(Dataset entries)
▬▬▬▬▬▬▬▬▬▬

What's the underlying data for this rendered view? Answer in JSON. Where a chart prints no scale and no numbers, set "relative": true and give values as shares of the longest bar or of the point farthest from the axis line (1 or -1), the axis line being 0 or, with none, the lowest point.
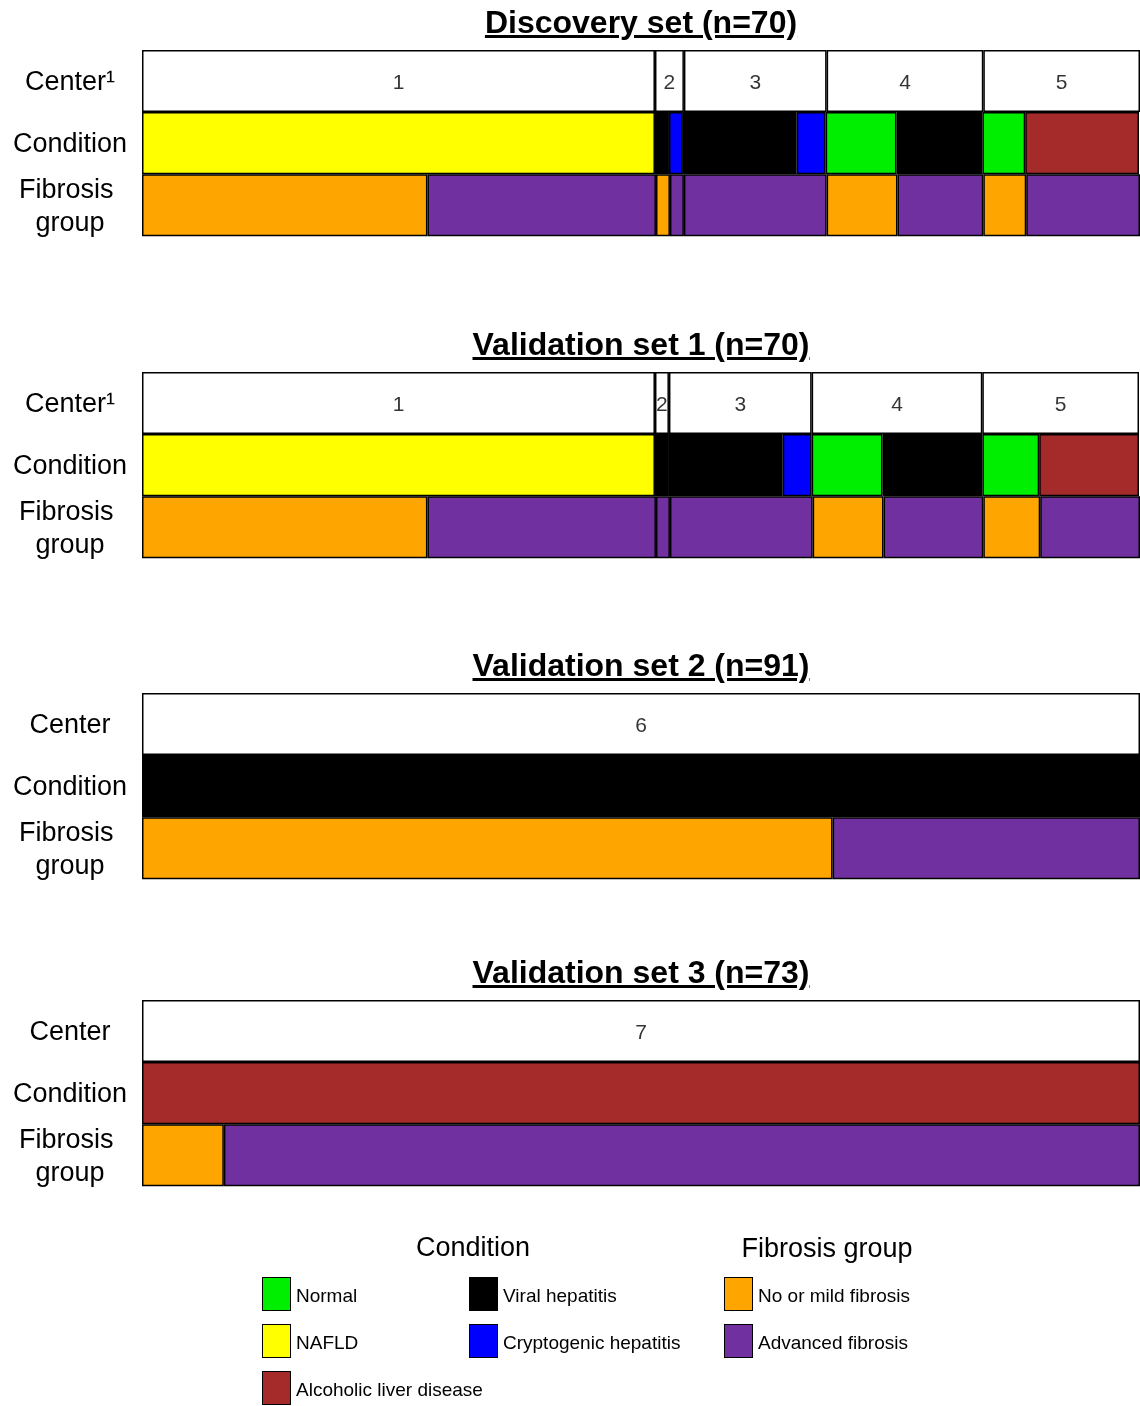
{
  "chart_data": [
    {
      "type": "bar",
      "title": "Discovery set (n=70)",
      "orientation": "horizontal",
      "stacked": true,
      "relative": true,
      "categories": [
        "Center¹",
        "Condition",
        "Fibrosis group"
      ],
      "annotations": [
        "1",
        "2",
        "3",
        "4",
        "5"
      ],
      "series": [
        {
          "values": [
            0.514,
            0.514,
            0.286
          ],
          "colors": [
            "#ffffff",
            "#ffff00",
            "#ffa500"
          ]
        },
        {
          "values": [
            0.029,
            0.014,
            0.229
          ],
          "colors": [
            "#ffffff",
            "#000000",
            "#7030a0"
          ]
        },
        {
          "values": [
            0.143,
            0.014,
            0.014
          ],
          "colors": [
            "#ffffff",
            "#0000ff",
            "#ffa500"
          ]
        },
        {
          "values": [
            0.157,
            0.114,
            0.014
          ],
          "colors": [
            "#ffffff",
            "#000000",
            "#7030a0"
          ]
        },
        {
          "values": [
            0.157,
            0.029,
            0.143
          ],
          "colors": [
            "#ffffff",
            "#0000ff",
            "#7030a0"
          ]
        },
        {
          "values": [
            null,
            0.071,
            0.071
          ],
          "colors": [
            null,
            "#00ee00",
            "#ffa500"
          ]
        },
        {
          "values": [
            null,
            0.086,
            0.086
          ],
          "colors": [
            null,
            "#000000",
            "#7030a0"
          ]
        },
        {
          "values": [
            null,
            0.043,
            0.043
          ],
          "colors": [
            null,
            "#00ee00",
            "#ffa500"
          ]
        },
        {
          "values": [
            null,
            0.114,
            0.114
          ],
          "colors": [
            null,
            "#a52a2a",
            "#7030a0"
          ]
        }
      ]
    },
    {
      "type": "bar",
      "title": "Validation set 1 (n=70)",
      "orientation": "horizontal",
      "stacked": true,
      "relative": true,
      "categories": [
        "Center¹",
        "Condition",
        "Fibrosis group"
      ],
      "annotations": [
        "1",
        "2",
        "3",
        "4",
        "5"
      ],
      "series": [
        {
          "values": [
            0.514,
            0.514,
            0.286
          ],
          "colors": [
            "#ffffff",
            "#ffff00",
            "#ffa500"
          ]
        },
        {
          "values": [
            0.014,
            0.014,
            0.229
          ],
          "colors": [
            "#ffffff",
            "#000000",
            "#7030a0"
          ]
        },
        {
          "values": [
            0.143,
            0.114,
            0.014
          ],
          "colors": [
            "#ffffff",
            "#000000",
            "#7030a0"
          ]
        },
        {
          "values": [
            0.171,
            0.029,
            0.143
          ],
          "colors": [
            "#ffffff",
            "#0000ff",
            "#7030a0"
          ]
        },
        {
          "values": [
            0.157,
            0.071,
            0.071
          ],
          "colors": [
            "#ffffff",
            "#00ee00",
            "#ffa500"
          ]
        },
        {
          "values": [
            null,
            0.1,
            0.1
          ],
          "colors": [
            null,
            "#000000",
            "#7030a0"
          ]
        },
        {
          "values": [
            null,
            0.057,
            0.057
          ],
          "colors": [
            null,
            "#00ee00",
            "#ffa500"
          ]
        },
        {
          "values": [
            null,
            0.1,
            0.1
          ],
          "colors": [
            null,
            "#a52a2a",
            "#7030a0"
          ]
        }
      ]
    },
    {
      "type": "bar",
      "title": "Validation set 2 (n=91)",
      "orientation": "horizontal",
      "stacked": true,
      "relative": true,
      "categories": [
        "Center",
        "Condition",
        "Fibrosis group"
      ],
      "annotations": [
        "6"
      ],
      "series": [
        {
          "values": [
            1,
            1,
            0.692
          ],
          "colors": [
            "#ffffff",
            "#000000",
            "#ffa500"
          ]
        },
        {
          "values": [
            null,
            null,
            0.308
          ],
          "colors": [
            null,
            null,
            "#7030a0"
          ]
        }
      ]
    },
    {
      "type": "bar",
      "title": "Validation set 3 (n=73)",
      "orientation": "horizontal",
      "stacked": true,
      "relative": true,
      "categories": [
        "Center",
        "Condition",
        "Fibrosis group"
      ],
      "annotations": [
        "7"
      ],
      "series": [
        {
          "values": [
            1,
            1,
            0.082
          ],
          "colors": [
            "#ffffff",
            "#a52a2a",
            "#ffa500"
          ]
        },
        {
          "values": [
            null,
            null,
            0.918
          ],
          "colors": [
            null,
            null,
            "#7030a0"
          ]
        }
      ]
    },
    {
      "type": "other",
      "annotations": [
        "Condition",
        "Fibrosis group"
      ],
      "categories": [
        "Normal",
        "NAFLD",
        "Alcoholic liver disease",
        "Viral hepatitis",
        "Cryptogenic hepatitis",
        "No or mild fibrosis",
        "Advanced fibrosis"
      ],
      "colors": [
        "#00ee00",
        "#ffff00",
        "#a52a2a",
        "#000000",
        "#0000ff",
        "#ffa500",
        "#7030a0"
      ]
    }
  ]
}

▬▬▬▬▬▬▬▬▬▬

■ **WORK INSTRUCTION**
Among the lines above, list those that contain the word "title".

■ **REPLY TO THE TASK**
      "title": "Discovery set (n=70)",
      "title": "Validation set 1 (n=70)",
      "title": "Validation set 2 (n=91)",
      "title": "Validation set 3 (n=73)",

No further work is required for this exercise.